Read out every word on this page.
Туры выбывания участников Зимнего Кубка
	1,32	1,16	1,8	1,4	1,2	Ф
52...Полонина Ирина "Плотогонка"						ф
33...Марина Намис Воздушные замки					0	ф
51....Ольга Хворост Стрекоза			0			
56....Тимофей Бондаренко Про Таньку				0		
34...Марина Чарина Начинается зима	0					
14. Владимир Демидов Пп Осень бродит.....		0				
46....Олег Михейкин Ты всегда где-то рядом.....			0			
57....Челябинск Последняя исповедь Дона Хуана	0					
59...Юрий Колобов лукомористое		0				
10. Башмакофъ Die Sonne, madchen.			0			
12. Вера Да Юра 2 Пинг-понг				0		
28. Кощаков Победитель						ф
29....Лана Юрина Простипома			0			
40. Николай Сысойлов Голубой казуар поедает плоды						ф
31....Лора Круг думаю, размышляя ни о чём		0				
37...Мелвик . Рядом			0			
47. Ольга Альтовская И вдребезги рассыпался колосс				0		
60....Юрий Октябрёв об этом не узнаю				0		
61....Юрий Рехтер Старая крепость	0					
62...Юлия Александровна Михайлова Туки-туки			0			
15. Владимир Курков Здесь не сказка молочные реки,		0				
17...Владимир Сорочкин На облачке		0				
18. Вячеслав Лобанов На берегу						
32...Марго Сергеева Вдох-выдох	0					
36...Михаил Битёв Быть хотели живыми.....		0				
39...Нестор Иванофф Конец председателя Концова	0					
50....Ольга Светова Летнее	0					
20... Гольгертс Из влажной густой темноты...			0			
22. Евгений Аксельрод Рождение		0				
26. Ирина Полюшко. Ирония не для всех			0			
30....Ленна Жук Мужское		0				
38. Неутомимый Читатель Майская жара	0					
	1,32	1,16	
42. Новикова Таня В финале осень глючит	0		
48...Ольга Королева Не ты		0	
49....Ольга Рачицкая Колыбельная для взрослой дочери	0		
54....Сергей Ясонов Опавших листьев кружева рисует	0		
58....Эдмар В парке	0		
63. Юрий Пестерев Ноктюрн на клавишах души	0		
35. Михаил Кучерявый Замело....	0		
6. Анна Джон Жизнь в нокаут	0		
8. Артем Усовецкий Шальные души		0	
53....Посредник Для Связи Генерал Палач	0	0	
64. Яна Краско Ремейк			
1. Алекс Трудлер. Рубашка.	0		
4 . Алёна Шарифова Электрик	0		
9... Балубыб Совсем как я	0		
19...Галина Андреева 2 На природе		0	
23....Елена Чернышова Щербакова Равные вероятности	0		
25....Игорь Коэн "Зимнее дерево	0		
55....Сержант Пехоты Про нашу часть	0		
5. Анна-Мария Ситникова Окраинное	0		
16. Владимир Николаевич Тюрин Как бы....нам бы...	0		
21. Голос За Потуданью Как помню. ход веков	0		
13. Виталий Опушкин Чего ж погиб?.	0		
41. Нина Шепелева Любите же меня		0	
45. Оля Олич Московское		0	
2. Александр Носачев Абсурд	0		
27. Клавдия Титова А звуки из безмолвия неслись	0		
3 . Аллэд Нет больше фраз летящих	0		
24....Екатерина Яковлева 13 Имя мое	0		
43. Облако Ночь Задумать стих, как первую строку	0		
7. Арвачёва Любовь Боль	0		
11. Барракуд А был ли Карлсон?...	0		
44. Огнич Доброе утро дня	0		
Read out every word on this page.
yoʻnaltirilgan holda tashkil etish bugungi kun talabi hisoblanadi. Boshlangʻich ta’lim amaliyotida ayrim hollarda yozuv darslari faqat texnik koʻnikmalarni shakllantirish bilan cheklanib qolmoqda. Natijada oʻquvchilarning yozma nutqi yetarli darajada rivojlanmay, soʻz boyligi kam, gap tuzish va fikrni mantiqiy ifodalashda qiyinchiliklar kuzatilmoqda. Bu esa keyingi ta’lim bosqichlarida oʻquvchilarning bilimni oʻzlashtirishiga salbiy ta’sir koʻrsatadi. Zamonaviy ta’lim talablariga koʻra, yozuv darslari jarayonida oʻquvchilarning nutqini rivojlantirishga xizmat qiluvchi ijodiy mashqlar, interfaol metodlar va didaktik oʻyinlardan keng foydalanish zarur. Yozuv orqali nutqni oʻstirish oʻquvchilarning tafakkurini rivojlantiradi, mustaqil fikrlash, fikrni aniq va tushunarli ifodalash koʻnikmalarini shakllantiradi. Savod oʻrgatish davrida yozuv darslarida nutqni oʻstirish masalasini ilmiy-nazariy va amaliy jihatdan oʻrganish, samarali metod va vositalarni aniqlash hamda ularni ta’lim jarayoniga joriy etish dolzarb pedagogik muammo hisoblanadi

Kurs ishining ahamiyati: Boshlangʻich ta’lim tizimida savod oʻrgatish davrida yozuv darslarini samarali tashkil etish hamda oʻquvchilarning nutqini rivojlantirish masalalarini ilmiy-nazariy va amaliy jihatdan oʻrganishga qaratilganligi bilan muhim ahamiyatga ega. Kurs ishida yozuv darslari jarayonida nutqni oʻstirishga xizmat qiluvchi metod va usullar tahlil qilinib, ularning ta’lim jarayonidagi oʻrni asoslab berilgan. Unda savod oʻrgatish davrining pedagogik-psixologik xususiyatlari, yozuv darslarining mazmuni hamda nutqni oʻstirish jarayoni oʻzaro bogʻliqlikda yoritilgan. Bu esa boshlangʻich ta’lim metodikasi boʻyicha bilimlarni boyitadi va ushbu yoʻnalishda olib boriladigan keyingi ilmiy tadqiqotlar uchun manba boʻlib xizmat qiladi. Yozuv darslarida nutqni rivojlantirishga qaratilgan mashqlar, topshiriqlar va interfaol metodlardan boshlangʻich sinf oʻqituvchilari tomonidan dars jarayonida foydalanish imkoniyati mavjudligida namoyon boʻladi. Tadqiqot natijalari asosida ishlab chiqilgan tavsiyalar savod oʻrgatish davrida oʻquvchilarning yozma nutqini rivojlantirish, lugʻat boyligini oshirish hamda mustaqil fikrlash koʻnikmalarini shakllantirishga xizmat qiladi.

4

○ ○ ○ ○

* _PROBLEM DESCRIPTION_: Each entry above is to be printed again exactly.

* _FINAL ANSWER_:
Read out every word on this page.
Туры выбывания участников Зимнего Кубка
	1,32	1,16	1,8	1,4	1,2	Ф
52...Полонина Ирина "Плотогонка"						ф
33...Марина Намис Воздушные замки					0	ф
51....Ольга Хворост Стрекоза			0			
56....Тимофей Бондаренко Про Таньку				0		
34...Марина Чарина Начинается зима	0					
14. Владимир Демидов Пп Осень бродит.....		0				
46....Олег Михейкин Ты всегда где-то рядом.....			0			
57....Челябинск Последняя исповедь Дона Хуана	0					
59...Юрий Колобов лукомористое		0				
10. Башмакофъ Die Sonne, madchen.			0			
12. Вера Да Юра 2 Пинг-понг				0		
28. Кощаков Победитель						ф
29....Лана Юрина Простипома			0			
40. Николай Сысойлов Голубой казуар поедает плоды						ф
31....Лора Круг думаю, размышляя ни о чём		0				
37...Мелвик . Рядом			0			
47. Ольга Альтовская И вдребезги рассыпался колосс				0		
60....Юрий Октябрёв об этом не узнаю				0		
61....Юрий Рехтер Старая крепость	0					
62...Юлия Александровна Михайлова Туки-туки			0			
15. Владимир Курков Здесь не сказка молочные реки,		0				
17...Владимир Сорочкин На облачке		0				
18. Вячеслав Лобанов На берегу						
32...Марго Сергеева Вдох-выдох	0					
36...Михаил Битёв Быть хотели живыми.....		0				
39...Нестор Иванофф Конец председателя Концова	0					
50....Ольга Светова Летнее	0					
20... Гольгертс Из влажной густой темноты...			0			
22. Евгений Аксельрод Рождение		0				
26. Ирина Полюшко. Ирония не для всех			0			
30....Ленна Жук Мужское		0				
38. Неутомимый Читатель Майская жара	0					
	1,32	1,16	
42. Новикова Таня В финале осень глючит	0		
48...Ольга Королева Не ты		0	
49....Ольга Рачицкая Колыбельная для взрослой дочери	0		
54....Сергей Ясонов Опавших листьев кружева рисует	0		
58....Эдмар В парке	0		
63. Юрий Пестерев Ноктюрн на клавишах души	0		
35. Михаил Кучерявый Замело....	0		
6. Анна Джон Жизнь в нокаут	0		
8. Артем Усовецкий Шальные души		0	
53....Посредник Для Связи Генерал Палач	0	0	
64. Яна Краско Ремейк			
1. Алекс Трудлер. Рубашка.	0		
4 . Алёна Шарифова Электрик	0		
9... Балубыб Совсем как я	0		
19...Галина Андреева 2 На природе		0	
23....Елена Чернышова Щербакова Равные вероятности	0		
25....Игорь Коэн "Зимнее дерево	0		
55....Сержант Пехоты Про нашу часть	0		
5. Анна-Мария Ситникова Окраинное	0		
16. Владимир Николаевич Тюрин Как бы....нам бы...	0		
21. Голос За Потуданью Как помню. ход веков	0		
13. Виталий Опушкин Чего ж погиб?.	0		
41. Нина Шепелева Любите же меня		0	
45. Оля Олич Московское		0	
2. Александр Носачев Абсурд	0		
27. Клавдия Титова А звуки из безмолвия неслись	0		
3 . Аллэд Нет больше фраз летящих	0		
24....Екатерина Яковлева 13 Имя мое	0		
43. Облако Ночь Задумать стих, как первую строку	0		
7. Арвачёва Любовь Боль	0		
11. Барракуд А был ли Карлсон?...	0		
44. Огнич Доброе утро дня	0		
Read out every word on this page.
yoʻnaltirilgan holda tashkil etish bugungi kun talabi hisoblanadi. Boshlangʻich ta’lim amaliyotida ayrim hollarda yozuv darslari faqat texnik koʻnikmalarni shakllantirish bilan cheklanib qolmoqda. Natijada oʻquvchilarning yozma nutqi yetarli darajada rivojlanmay, soʻz boyligi kam, gap tuzish va fikrni mantiqiy ifodalashda qiyinchiliklar kuzatilmoqda. Bu esa keyingi ta’lim bosqichlarida oʻquvchilarning bilimni oʻzlashtirishiga salbiy ta’sir koʻrsatadi. Zamonaviy ta’lim talablariga koʻra, yozuv darslari jarayonida oʻquvchilarning nutqini rivojlantirishga xizmat qiluvchi ijodiy mashqlar, interfaol metodlar va didaktik oʻyinlardan keng foydalanish zarur. Yozuv orqali nutqni oʻstirish oʻquvchilarning tafakkurini rivojlantiradi, mustaqil fikrlash, fikrni aniq va tushunarli ifodalash koʻnikmalarini shakllantiradi. Savod oʻrgatish davrida yozuv darslarida nutqni oʻstirish masalasini ilmiy-nazariy va amaliy jihatdan oʻrganish, samarali metod va vositalarni aniqlash hamda ularni ta’lim jarayoniga joriy etish dolzarb pedagogik muammo hisoblanadi

Kurs ishining ahamiyati: Boshlangʻich ta’lim tizimida savod oʻrgatish davrida yozuv darslarini samarali tashkil etish hamda oʻquvchilarning nutqini rivojlantirish masalalarini ilmiy-nazariy va amaliy jihatdan oʻrganishga qaratilganligi bilan muhim ahamiyatga ega. Kurs ishida yozuv darslari jarayonida nutqni oʻstirishga xizmat qiluvchi metod va usullar tahlil qilinib, ularning ta’lim jarayonidagi oʻrni asoslab berilgan. Unda savod oʻrgatish davrining pedagogik-psixologik xususiyatlari, yozuv darslarining mazmuni hamda nutqni oʻstirish jarayoni oʻzaro bogʻliqlikda yoritilgan. Bu esa boshlangʻich ta’lim metodikasi boʻyicha bilimlarni boyitadi va ushbu yoʻnalishda olib boriladigan keyingi ilmiy tadqiqotlar uchun manba boʻlib xizmat qiladi. Yozuv darslarida nutqni rivojlantirishga qaratilgan mashqlar, topshiriqlar va interfaol metodlardan boshlangʻich sinf oʻqituvchilari tomonidan dars jarayonida foydalanish imkoniyati mavjudligida namoyon boʻladi. Tadqiqot natijalari asosida ishlab chiqilgan tavsiyalar savod oʻrgatish davrida oʻquvchilarning yozma nutqini rivojlantirish, lugʻat boyligini oshirish hamda mustaqil fikrlash koʻnikmalarini shakllantirishga xizmat qiladi.

4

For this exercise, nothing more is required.